Given entries>
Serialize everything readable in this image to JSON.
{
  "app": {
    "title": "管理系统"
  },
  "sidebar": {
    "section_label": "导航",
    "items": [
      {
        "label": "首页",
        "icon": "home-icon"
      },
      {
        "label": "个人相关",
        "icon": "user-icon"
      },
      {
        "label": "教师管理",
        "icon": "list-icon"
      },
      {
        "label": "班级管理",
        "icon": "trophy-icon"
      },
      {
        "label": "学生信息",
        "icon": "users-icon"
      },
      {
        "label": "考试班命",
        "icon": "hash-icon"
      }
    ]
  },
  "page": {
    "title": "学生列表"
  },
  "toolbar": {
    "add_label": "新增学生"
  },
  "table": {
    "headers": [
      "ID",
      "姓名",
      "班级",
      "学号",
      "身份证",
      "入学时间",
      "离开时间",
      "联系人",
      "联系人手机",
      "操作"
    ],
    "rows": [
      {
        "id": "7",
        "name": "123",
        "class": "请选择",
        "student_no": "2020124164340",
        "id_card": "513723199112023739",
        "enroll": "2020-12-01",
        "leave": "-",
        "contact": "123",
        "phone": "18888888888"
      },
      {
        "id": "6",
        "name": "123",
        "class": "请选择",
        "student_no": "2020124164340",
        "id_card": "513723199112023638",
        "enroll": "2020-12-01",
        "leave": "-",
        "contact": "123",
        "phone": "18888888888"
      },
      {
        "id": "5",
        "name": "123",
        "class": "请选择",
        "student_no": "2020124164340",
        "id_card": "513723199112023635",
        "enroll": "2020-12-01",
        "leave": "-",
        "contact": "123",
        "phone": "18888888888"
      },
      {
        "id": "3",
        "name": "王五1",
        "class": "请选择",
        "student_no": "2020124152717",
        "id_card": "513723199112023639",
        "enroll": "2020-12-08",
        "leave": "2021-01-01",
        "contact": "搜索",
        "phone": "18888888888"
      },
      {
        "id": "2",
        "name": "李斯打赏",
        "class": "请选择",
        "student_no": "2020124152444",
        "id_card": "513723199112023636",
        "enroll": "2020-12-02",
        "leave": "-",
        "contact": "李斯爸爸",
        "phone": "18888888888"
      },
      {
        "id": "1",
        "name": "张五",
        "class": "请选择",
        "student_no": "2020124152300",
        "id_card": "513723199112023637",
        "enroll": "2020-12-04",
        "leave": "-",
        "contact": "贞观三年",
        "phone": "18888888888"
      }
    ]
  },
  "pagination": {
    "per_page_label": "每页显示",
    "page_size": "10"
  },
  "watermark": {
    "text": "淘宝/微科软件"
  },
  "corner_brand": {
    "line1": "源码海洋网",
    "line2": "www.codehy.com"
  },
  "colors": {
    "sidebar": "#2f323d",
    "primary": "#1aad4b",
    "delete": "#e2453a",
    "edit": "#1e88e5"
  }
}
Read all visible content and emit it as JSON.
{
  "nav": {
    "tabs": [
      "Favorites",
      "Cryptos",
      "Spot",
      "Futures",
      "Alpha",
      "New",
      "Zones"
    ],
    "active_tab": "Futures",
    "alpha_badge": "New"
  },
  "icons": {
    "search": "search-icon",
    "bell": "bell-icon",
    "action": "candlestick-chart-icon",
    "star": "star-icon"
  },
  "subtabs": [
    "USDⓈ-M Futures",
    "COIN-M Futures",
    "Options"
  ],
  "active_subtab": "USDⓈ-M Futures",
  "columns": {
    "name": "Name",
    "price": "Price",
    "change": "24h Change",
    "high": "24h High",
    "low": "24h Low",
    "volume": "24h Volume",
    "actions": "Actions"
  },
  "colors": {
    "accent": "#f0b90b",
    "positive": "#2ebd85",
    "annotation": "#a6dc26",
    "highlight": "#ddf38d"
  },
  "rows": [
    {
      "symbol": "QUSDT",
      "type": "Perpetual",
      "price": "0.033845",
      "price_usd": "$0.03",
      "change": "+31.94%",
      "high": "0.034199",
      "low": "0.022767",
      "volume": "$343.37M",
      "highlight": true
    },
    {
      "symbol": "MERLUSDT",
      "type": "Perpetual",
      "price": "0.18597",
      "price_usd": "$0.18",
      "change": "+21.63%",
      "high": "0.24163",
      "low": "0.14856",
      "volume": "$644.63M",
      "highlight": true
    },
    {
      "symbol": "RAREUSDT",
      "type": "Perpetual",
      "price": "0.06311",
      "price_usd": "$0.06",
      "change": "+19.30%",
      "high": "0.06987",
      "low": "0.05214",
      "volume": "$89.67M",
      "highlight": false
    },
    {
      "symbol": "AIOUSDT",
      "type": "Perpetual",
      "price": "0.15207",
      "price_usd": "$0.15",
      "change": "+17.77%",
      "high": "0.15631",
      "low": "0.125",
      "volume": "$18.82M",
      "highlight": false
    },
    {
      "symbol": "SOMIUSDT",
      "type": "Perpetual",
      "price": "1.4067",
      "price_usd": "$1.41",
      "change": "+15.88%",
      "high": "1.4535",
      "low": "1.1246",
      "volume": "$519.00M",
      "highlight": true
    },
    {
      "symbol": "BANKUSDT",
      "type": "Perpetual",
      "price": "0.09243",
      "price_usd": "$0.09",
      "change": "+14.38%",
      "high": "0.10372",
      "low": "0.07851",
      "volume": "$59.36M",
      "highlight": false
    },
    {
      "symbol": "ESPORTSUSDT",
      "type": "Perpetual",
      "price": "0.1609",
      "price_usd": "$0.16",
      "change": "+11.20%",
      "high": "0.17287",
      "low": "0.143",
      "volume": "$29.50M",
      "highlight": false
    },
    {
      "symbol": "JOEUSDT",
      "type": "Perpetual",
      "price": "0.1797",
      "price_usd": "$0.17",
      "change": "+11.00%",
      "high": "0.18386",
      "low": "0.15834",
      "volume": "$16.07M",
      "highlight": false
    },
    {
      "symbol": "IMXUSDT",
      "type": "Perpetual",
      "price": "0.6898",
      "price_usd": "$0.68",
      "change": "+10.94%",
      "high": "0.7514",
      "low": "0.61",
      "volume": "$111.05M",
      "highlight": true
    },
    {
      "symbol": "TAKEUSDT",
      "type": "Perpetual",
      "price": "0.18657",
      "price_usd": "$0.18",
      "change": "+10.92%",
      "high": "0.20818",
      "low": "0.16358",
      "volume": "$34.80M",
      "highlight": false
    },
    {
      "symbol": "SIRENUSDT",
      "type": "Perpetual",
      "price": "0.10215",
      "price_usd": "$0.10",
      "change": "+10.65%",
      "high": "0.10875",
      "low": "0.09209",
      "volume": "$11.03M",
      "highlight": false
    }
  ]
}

Instructions for the task> Every record above must be duplicated exactly.

Written solution>
Serialize everything readable in this image to JSON.
{
  "app": {
    "title": "管理系统"
  },
  "sidebar": {
    "section_label": "导航",
    "items": [
      {
        "label": "首页",
        "icon": "home-icon"
      },
      {
        "label": "个人相关",
        "icon": "user-icon"
      },
      {
        "label": "教师管理",
        "icon": "list-icon"
      },
      {
        "label": "班级管理",
        "icon": "trophy-icon"
      },
      {
        "label": "学生信息",
        "icon": "users-icon"
      },
      {
        "label": "考试班命",
        "icon": "hash-icon"
      }
    ]
  },
  "page": {
    "title": "学生列表"
  },
  "toolbar": {
    "add_label": "新增学生"
  },
  "table": {
    "headers": [
      "ID",
      "姓名",
      "班级",
      "学号",
      "身份证",
      "入学时间",
      "离开时间",
      "联系人",
      "联系人手机",
      "操作"
    ],
    "rows": [
      {
        "id": "7",
        "name": "123",
        "class": "请选择",
        "student_no": "2020124164340",
        "id_card": "513723199112023739",
        "enroll": "2020-12-01",
        "leave": "-",
        "contact": "123",
        "phone": "18888888888"
      },
      {
        "id": "6",
        "name": "123",
        "class": "请选择",
        "student_no": "2020124164340",
        "id_card": "513723199112023638",
        "enroll": "2020-12-01",
        "leave": "-",
        "contact": "123",
        "phone": "18888888888"
      },
      {
        "id": "5",
        "name": "123",
        "class": "请选择",
        "student_no": "2020124164340",
        "id_card": "513723199112023635",
        "enroll": "2020-12-01",
        "leave": "-",
        "contact": "123",
        "phone": "18888888888"
      },
      {
        "id": "3",
        "name": "王五1",
        "class": "请选择",
        "student_no": "2020124152717",
        "id_card": "513723199112023639",
        "enroll": "2020-12-08",
        "leave": "2021-01-01",
        "contact": "搜索",
        "phone": "18888888888"
      },
      {
        "id": "2",
        "name": "李斯打赏",
        "class": "请选择",
        "student_no": "2020124152444",
        "id_card": "513723199112023636",
        "enroll": "2020-12-02",
        "leave": "-",
        "contact": "李斯爸爸",
        "phone": "18888888888"
      },
      {
        "id": "1",
        "name": "张五",
        "class": "请选择",
        "student_no": "2020124152300",
        "id_card": "513723199112023637",
        "enroll": "2020-12-04",
        "leave": "-",
        "contact": "贞观三年",
        "phone": "18888888888"
      }
    ]
  },
  "pagination": {
    "per_page_label": "每页显示",
    "page_size": "10"
  },
  "watermark": {
    "text": "淘宝/微科软件"
  },
  "corner_brand": {
    "line1": "源码海洋网",
    "line2": "www.codehy.com"
  },
  "colors": {
    "sidebar": "#2f323d",
    "primary": "#1aad4b",
    "delete": "#e2453a",
    "edit": "#1e88e5"
  }
}
Read all visible content and emit it as JSON.
{
  "nav": {
    "tabs": [
      "Favorites",
      "Cryptos",
      "Spot",
      "Futures",
      "Alpha",
      "New",
      "Zones"
    ],
    "active_tab": "Futures",
    "alpha_badge": "New"
  },
  "icons": {
    "search": "search-icon",
    "bell": "bell-icon",
    "action": "candlestick-chart-icon",
    "star": "star-icon"
  },
  "subtabs": [
    "USDⓈ-M Futures",
    "COIN-M Futures",
    "Options"
  ],
  "active_subtab": "USDⓈ-M Futures",
  "columns": {
    "name": "Name",
    "price": "Price",
    "change": "24h Change",
    "high": "24h High",
    "low": "24h Low",
    "volume": "24h Volume",
    "actions": "Actions"
  },
  "colors": {
    "accent": "#f0b90b",
    "positive": "#2ebd85",
    "annotation": "#a6dc26",
    "highlight": "#ddf38d"
  },
  "rows": [
    {
      "symbol": "QUSDT",
      "type": "Perpetual",
      "price": "0.033845",
      "price_usd": "$0.03",
      "change": "+31.94%",
      "high": "0.034199",
      "low": "0.022767",
      "volume": "$343.37M",
      "highlight": true
    },
    {
      "symbol": "MERLUSDT",
      "type": "Perpetual",
      "price": "0.18597",
      "price_usd": "$0.18",
      "change": "+21.63%",
      "high": "0.24163",
      "low": "0.14856",
      "volume": "$644.63M",
      "highlight": true
    },
    {
      "symbol": "RAREUSDT",
      "type": "Perpetual",
      "price": "0.06311",
      "price_usd": "$0.06",
      "change": "+19.30%",
      "high": "0.06987",
      "low": "0.05214",
      "volume": "$89.67M",
      "highlight": false
    },
    {
      "symbol": "AIOUSDT",
      "type": "Perpetual",
      "price": "0.15207",
      "price_usd": "$0.15",
      "change": "+17.77%",
      "high": "0.15631",
      "low": "0.125",
      "volume": "$18.82M",
      "highlight": false
    },
    {
      "symbol": "SOMIUSDT",
      "type": "Perpetual",
      "price": "1.4067",
      "price_usd": "$1.41",
      "change": "+15.88%",
      "high": "1.4535",
      "low": "1.1246",
      "volume": "$519.00M",
      "highlight": true
    },
    {
      "symbol": "BANKUSDT",
      "type": "Perpetual",
      "price": "0.09243",
      "price_usd": "$0.09",
      "change": "+14.38%",
      "high": "0.10372",
      "low": "0.07851",
      "volume": "$59.36M",
      "highlight": false
    },
    {
      "symbol": "ESPORTSUSDT",
      "type": "Perpetual",
      "price": "0.1609",
      "price_usd": "$0.16",
      "change": "+11.20%",
      "high": "0.17287",
      "low": "0.143",
      "volume": "$29.50M",
      "highlight": false
    },
    {
      "symbol": "JOEUSDT",
      "type": "Perpetual",
      "price": "0.1797",
      "price_usd": "$0.17",
      "change": "+11.00%",
      "high": "0.18386",
      "low": "0.15834",
      "volume": "$16.07M",
      "highlight": false
    },
    {
      "symbol": "IMXUSDT",
      "type": "Perpetual",
      "price": "0.6898",
      "price_usd": "$0.68",
      "change": "+10.94%",
      "high": "0.7514",
      "low": "0.61",
      "volume": "$111.05M",
      "highlight": true
    },
    {
      "symbol": "TAKEUSDT",
      "type": "Perpetual",
      "price": "0.18657",
      "price_usd": "$0.18",
      "change": "+10.92%",
      "high": "0.20818",
      "low": "0.16358",
      "volume": "$34.80M",
      "highlight": false
    },
    {
      "symbol": "SIRENUSDT",
      "type": "Perpetual",
      "price": "0.10215",
      "price_usd": "$0.10",
      "change": "+10.65%",
      "high": "0.10875",
      "low": "0.09209",
      "volume": "$11.03M",
      "highlight": false
    }
  ]
}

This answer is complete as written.